YOUR TASKS:
1. For each statement, say yes or no depending on whether the Twitter digest article agrees with it, and quote the words of the article that decide it. (a) The digest e-mail is sent to users every day. (b) The e-mail can include tweets by people the user does not follow. (c) The Summify team moved from San Francisco to Vancouver.
2. Write down the passage of the Twitter digest article from "The introduction of" up to and including "in San Francisco.", word for word.
3. Translate this sentence from the Twitter digest article into Spanish: "The Summify team moved from Vancouver to Twitter's headquarters in San Francisco."

SOURCE DOCUMENT:
Twitter has begun sending users a weekly e-mail digest of the "most relevant" tweets and stories shared by the people they follow.

The introduction of the feature comes a few months after Twitter acquired Summify, a startup that gathered news from a user's various social networks and compiled it in daily e-mails. The Summify team moved from Vancouver to Twitter's headquarters in San Francisco.

In a blog post today, Twitter said stories in the e-mail are presented much like they are under the Discover tab on the Twitter site. That is, there's a headline, a summary, and then a row of thumbnails that shows who tweeted the story. Users can click the headline to read the story, check out related tweets from the people they follow, and click a link in the e-mail to tweet the piece themselves.

Tweets are displayed as they are on Twitter, and the e-mail includes tweets that captured the imagination of those a user follows, even if the user doesn't follow the person who actually sent the tweet. You can see who among your followees retweeted or favorited those tweets, and retweet, favorite, reply to, or read the chatter around them yourself as well.

"We're rolling out this new e-mail to everyone over the next few weeks, so keep checking your inbox for new messages from Twitter," Othman Laraki, Twitter's director of Growth and International, wrote in the blog post. "Like other Twitter e-mail notifications, you can manage your preferences for this new digest in your notification settings."

Earlier this month, on the day the Discovery tab was announced, Twitter CEO Dick Costolo confirmed that "onboarding" new users was a continuing challenge, saying it's difficult to show them the benefit of the platform. "We need to make it super simple and dead easy for both our existing users and users new to the platform," he said at the time.

INFORMATION:
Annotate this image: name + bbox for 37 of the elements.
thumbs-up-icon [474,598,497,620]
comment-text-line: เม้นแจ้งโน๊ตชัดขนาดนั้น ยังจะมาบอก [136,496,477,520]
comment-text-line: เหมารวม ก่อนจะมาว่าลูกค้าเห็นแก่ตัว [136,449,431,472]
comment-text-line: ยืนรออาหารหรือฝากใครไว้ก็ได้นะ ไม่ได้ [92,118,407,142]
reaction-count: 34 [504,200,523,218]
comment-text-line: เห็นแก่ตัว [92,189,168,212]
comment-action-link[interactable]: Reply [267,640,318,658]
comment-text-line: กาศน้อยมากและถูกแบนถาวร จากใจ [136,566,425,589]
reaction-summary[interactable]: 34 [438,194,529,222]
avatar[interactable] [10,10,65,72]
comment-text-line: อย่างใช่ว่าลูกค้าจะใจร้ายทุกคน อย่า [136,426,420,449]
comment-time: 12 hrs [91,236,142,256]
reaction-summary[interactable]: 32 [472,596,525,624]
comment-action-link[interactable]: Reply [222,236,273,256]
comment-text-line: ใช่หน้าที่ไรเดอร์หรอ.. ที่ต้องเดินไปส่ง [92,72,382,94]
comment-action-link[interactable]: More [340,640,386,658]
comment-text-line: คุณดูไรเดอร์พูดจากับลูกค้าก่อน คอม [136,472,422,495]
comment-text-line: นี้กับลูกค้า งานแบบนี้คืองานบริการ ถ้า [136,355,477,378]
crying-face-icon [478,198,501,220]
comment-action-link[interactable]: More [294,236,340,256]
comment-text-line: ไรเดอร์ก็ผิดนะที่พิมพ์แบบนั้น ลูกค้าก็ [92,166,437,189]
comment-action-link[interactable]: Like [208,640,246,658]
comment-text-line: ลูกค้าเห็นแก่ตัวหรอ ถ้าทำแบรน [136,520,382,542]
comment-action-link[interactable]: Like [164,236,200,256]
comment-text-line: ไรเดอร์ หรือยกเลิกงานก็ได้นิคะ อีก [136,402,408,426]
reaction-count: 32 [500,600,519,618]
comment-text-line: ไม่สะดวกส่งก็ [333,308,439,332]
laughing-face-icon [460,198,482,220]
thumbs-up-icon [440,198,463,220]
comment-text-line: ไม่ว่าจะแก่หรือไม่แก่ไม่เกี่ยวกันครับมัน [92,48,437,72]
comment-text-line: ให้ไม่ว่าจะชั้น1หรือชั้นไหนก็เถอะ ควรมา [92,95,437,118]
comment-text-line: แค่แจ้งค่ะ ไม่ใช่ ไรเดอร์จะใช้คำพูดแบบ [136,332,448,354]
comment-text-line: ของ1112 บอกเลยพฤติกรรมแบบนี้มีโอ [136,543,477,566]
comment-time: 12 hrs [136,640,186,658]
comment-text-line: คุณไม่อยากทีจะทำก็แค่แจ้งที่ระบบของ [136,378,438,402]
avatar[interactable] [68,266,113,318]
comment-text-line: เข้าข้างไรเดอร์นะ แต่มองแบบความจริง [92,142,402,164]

TASK SOLUTIONS:
1.
(a) No: "Twitter has begun sending users a weekly e-mail digest"
(b) Yes: "even if the user doesn't follow the person who actually sent the tweet"
(c) No: "The Summify team moved from Vancouver to Twitter's headquarters in San Francisco."

2.
The introduction of the feature comes a few months after Twitter acquired Summify, a startup that gathered news from a user's various social networks and compiled it in daily e-mails. The Summify team moved from Vancouver to Twitter's headquarters in San Francisco.

3. El equipo de Summify se trasladó de Vancouver a la sede de Twitter en San Francisco.